* **Aim of the task**
Repeat all entries exactly.

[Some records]

• • • • •

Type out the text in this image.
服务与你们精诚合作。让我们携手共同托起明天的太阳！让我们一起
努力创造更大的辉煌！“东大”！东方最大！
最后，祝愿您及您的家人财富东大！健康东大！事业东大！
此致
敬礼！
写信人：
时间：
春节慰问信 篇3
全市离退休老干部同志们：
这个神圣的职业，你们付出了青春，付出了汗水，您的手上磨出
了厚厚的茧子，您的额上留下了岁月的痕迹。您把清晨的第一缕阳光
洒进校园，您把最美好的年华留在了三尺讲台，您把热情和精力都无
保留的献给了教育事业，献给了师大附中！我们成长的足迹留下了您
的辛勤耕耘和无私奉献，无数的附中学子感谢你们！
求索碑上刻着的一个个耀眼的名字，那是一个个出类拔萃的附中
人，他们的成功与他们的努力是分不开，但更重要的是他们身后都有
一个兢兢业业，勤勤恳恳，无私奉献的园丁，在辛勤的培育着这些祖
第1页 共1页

• • • • •

* **Written response**
Type out the text in this image.
服务与你们精诚合作。让我们携手共同托起明天的太阳！让我们一起
努力创造更大的辉煌！“东大”！东方最大！
最后，祝愿您及您的家人财富东大！健康东大！事业东大！
此致
敬礼！
写信人：
时间：
春节慰问信 篇3
全市离退休老干部同志们：
这个神圣的职业，你们付出了青春，付出了汗水，您的手上磨出
了厚厚的茧子，您的额上留下了岁月的痕迹。您把清晨的第一缕阳光
洒进校园，您把最美好的年华留在了三尺讲台，您把热情和精力都无
保留的献给了教育事业，献给了师大附中！我们成长的足迹留下了您
的辛勤耕耘和无私奉献，无数的附中学子感谢你们！
求索碑上刻着的一个个耀眼的名字，那是一个个出类拔萃的附中
人，他们的成功与他们的努力是分不开，但更重要的是他们身后都有
一个兢兢业业，勤勤恳恳，无私奉献的园丁，在辛勤的培育着这些祖
第1页 共1页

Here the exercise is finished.